--- Data provided Enclosed Below ---
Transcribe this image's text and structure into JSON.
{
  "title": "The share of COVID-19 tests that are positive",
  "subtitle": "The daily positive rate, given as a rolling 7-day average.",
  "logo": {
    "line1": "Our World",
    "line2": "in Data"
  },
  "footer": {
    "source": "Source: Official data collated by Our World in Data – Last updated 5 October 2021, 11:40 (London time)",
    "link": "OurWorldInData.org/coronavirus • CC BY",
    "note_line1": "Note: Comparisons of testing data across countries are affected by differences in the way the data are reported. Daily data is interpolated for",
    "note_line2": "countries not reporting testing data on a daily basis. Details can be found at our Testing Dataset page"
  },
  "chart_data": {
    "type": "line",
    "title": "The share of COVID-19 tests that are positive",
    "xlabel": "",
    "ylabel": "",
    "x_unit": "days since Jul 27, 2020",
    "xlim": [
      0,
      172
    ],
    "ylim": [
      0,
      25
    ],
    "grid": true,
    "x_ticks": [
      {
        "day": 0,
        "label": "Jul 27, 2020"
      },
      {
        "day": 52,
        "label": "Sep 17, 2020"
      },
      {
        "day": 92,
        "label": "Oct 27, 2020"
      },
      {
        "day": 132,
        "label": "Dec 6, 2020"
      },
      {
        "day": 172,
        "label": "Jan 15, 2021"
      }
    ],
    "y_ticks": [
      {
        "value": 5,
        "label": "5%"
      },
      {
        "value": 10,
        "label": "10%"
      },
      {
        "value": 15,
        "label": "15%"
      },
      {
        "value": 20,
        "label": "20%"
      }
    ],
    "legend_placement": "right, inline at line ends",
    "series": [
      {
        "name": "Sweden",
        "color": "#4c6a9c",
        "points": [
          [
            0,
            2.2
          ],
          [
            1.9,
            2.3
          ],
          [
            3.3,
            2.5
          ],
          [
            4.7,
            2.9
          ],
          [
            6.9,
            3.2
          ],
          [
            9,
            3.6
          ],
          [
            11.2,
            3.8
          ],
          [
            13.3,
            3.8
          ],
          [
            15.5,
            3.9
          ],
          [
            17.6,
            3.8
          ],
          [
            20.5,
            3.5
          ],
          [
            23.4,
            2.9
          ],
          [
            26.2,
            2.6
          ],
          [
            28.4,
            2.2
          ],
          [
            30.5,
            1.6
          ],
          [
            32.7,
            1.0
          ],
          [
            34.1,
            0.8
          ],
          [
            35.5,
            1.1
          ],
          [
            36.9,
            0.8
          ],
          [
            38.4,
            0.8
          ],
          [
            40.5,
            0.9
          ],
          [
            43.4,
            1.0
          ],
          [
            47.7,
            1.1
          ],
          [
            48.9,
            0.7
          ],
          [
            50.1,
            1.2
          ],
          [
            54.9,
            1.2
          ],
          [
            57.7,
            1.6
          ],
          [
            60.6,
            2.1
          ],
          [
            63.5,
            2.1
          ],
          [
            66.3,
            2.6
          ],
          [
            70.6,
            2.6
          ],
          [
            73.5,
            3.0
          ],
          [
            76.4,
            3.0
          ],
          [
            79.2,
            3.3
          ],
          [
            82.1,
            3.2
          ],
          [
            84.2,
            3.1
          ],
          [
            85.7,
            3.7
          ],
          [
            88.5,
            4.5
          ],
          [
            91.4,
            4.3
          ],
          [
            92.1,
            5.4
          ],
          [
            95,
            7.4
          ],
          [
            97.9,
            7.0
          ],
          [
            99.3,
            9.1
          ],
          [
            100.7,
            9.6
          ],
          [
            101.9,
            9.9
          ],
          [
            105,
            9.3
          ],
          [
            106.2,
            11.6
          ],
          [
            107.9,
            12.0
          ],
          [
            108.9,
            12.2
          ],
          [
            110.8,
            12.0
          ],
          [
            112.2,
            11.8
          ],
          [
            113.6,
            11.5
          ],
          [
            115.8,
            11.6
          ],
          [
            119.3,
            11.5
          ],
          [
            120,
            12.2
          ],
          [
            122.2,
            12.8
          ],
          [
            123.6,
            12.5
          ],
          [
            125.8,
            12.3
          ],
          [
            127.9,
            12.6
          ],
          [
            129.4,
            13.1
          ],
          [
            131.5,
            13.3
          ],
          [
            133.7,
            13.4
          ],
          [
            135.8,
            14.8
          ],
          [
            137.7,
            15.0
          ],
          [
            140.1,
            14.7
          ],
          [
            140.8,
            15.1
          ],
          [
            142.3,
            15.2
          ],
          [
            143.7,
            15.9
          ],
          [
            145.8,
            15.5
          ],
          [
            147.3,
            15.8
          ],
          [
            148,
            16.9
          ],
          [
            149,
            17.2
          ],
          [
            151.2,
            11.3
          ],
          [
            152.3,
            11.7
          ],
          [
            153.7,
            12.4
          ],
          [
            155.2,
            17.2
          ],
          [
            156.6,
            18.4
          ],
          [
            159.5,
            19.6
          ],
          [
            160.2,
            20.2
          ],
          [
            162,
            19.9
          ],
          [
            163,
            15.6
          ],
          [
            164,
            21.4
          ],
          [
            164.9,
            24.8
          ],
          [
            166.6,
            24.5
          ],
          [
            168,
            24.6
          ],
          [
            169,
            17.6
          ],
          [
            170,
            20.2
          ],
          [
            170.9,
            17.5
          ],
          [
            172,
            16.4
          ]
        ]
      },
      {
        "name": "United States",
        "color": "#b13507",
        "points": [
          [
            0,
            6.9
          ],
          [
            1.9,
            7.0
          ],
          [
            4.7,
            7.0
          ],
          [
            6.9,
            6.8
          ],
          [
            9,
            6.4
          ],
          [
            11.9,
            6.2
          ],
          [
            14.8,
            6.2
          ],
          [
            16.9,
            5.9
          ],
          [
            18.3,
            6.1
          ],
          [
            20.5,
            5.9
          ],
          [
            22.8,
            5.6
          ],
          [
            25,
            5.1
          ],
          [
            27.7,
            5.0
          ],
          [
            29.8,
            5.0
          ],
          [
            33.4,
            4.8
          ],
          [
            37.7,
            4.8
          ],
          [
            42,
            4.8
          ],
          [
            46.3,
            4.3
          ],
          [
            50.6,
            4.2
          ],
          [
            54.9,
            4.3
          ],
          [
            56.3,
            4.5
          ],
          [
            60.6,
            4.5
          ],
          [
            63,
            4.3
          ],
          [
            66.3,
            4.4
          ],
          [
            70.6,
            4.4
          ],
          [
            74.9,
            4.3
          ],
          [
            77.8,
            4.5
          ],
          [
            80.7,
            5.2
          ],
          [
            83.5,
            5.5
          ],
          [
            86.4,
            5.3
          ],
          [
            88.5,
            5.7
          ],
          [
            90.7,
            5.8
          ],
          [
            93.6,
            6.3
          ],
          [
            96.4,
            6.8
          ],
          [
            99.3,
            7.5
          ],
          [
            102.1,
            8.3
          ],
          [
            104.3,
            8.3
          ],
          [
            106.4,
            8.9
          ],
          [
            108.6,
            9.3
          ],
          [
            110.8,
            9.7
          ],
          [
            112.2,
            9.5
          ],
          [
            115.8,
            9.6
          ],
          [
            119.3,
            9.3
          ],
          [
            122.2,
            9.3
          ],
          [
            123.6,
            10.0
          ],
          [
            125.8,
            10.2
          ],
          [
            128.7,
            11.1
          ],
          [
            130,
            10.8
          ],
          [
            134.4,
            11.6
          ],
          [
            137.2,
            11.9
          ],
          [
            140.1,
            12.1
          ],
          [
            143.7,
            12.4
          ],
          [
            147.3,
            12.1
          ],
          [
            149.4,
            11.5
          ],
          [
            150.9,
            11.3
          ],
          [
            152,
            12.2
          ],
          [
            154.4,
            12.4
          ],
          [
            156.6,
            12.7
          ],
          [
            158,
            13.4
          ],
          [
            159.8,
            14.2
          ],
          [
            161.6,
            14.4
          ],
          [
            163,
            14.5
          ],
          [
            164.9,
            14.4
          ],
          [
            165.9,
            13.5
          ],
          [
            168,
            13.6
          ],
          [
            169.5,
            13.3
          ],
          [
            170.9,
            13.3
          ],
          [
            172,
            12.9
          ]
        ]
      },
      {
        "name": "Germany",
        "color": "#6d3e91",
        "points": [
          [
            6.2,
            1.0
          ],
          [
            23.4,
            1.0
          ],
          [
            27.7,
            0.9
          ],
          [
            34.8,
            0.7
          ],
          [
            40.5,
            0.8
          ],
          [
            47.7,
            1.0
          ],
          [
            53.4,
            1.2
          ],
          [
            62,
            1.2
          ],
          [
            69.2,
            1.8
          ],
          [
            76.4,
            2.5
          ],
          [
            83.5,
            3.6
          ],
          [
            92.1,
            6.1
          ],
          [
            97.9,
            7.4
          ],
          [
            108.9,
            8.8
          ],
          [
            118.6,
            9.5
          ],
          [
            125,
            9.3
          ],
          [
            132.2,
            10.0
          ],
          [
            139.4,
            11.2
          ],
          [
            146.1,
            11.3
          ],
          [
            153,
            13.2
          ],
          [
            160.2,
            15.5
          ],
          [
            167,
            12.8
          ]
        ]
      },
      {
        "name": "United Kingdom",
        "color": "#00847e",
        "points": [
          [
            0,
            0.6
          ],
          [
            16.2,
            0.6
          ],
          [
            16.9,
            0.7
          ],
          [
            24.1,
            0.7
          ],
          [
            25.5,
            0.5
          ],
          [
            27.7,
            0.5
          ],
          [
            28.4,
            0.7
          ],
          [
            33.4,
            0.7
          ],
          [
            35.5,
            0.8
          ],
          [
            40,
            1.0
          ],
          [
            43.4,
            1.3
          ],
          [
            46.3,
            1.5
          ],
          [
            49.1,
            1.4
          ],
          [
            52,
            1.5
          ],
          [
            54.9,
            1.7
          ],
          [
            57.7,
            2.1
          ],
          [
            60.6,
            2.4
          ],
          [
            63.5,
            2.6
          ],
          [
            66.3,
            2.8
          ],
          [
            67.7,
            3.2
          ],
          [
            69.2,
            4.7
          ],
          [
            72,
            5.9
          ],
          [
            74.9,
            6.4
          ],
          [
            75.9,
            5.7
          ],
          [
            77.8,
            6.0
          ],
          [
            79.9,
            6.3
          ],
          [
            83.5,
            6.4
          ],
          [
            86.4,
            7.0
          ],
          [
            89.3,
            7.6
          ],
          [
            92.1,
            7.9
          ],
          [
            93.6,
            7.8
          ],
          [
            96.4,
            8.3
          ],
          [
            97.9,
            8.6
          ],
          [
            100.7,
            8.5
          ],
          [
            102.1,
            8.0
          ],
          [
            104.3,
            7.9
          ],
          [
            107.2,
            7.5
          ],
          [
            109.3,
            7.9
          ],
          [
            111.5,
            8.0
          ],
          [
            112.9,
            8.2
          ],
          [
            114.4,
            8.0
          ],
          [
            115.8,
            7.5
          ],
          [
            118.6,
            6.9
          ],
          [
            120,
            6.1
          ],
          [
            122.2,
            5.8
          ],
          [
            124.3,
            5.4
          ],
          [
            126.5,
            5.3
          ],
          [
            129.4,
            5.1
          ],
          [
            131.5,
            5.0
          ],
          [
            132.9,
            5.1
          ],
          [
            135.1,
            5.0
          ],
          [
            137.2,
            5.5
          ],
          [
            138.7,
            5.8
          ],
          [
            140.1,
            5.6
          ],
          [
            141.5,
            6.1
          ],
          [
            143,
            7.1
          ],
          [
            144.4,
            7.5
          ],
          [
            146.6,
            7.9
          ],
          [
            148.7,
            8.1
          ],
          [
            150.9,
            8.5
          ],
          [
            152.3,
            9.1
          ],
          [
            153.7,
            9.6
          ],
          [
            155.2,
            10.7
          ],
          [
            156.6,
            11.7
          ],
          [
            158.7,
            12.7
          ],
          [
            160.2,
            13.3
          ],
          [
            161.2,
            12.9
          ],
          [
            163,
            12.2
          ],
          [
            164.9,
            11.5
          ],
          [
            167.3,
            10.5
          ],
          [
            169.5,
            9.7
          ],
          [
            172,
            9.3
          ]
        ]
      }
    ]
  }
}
--- End of Enclosed Data provided ---
> [Action item]: Whenever a line of the data above includes the word "color", copy that line.

> [Task result]:
        "color": "#4c6a9c",
        "color": "#b13507",
        "color": "#6d3e91",
        "color": "#00847e",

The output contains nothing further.